▸ **WHAT THE EXERCISE ASKS**
Repeat the listing in full, preserving every character.

▸ **PROVIDED INFORMATION**

>>>>

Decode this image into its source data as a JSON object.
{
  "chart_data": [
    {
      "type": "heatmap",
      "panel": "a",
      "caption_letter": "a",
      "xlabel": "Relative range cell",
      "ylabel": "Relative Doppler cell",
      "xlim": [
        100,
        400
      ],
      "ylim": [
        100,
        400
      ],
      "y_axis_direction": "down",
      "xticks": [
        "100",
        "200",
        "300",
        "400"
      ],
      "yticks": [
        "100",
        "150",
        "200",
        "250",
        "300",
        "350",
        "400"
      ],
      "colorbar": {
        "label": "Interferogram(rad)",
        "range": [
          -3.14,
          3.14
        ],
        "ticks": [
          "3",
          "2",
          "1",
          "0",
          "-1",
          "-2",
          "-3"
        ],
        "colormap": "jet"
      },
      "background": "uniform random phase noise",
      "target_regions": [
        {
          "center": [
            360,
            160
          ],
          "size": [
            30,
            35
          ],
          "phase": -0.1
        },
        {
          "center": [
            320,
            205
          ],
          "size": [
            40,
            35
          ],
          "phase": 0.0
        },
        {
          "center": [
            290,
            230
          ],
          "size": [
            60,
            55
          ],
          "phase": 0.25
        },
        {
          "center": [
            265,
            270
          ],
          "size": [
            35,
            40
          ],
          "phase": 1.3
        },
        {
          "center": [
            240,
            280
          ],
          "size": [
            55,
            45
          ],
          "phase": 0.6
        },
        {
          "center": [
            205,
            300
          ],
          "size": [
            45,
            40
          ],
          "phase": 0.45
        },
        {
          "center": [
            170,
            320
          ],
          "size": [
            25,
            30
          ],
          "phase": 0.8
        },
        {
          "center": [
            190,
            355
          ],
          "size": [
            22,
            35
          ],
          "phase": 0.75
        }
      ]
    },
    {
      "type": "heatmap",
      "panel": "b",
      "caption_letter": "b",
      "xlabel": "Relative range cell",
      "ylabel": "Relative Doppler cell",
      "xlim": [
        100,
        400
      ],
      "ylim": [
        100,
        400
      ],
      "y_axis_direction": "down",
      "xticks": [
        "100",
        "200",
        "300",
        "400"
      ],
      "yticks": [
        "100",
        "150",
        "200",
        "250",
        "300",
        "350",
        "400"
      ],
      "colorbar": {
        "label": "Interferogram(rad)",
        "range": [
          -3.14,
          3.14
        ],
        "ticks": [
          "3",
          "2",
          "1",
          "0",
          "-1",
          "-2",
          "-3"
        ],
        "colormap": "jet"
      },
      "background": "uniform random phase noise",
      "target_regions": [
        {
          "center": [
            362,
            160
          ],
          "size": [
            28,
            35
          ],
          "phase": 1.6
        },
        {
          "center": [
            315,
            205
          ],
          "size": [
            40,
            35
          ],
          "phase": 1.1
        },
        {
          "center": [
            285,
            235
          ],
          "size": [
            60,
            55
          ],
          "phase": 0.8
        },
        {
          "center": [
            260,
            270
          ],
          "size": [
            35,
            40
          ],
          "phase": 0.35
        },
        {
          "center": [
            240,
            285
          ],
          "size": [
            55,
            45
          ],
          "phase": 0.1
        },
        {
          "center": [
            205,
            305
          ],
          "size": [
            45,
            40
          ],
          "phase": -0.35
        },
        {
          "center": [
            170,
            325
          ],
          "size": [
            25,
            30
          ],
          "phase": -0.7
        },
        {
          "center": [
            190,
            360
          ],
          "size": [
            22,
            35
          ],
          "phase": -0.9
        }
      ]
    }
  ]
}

<<<<

▸ **THE SOLUTION**
Decode this image into its source data as a JSON object.
{
  "chart_data": [
    {
      "type": "heatmap",
      "panel": "a",
      "caption_letter": "a",
      "xlabel": "Relative range cell",
      "ylabel": "Relative Doppler cell",
      "xlim": [
        100,
        400
      ],
      "ylim": [
        100,
        400
      ],
      "y_axis_direction": "down",
      "xticks": [
        "100",
        "200",
        "300",
        "400"
      ],
      "yticks": [
        "100",
        "150",
        "200",
        "250",
        "300",
        "350",
        "400"
      ],
      "colorbar": {
        "label": "Interferogram(rad)",
        "range": [
          -3.14,
          3.14
        ],
        "ticks": [
          "3",
          "2",
          "1",
          "0",
          "-1",
          "-2",
          "-3"
        ],
        "colormap": "jet"
      },
      "background": "uniform random phase noise",
      "target_regions": [
        {
          "center": [
            360,
            160
          ],
          "size": [
            30,
            35
          ],
          "phase": -0.1
        },
        {
          "center": [
            320,
            205
          ],
          "size": [
            40,
            35
          ],
          "phase": 0.0
        },
        {
          "center": [
            290,
            230
          ],
          "size": [
            60,
            55
          ],
          "phase": 0.25
        },
        {
          "center": [
            265,
            270
          ],
          "size": [
            35,
            40
          ],
          "phase": 1.3
        },
        {
          "center": [
            240,
            280
          ],
          "size": [
            55,
            45
          ],
          "phase": 0.6
        },
        {
          "center": [
            205,
            300
          ],
          "size": [
            45,
            40
          ],
          "phase": 0.45
        },
        {
          "center": [
            170,
            320
          ],
          "size": [
            25,
            30
          ],
          "phase": 0.8
        },
        {
          "center": [
            190,
            355
          ],
          "size": [
            22,
            35
          ],
          "phase": 0.75
        }
      ]
    },
    {
      "type": "heatmap",
      "panel": "b",
      "caption_letter": "b",
      "xlabel": "Relative range cell",
      "ylabel": "Relative Doppler cell",
      "xlim": [
        100,
        400
      ],
      "ylim": [
        100,
        400
      ],
      "y_axis_direction": "down",
      "xticks": [
        "100",
        "200",
        "300",
        "400"
      ],
      "yticks": [
        "100",
        "150",
        "200",
        "250",
        "300",
        "350",
        "400"
      ],
      "colorbar": {
        "label": "Interferogram(rad)",
        "range": [
          -3.14,
          3.14
        ],
        "ticks": [
          "3",
          "2",
          "1",
          "0",
          "-1",
          "-2",
          "-3"
        ],
        "colormap": "jet"
      },
      "background": "uniform random phase noise",
      "target_regions": [
        {
          "center": [
            362,
            160
          ],
          "size": [
            28,
            35
          ],
          "phase": 1.6
        },
        {
          "center": [
            315,
            205
          ],
          "size": [
            40,
            35
          ],
          "phase": 1.1
        },
        {
          "center": [
            285,
            235
          ],
          "size": [
            60,
            55
          ],
          "phase": 0.8
        },
        {
          "center": [
            260,
            270
          ],
          "size": [
            35,
            40
          ],
          "phase": 0.35
        },
        {
          "center": [
            240,
            285
          ],
          "size": [
            55,
            45
          ],
          "phase": 0.1
        },
        {
          "center": [
            205,
            305
          ],
          "size": [
            45,
            40
          ],
          "phase": -0.35
        },
        {
          "center": [
            170,
            325
          ],
          "size": [
            25,
            30
          ],
          "phase": -0.7
        },
        {
          "center": [
            190,
            360
          ],
          "size": [
            22,
            35
          ],
          "phase": -0.9
        }
      ]
    }
  ]
}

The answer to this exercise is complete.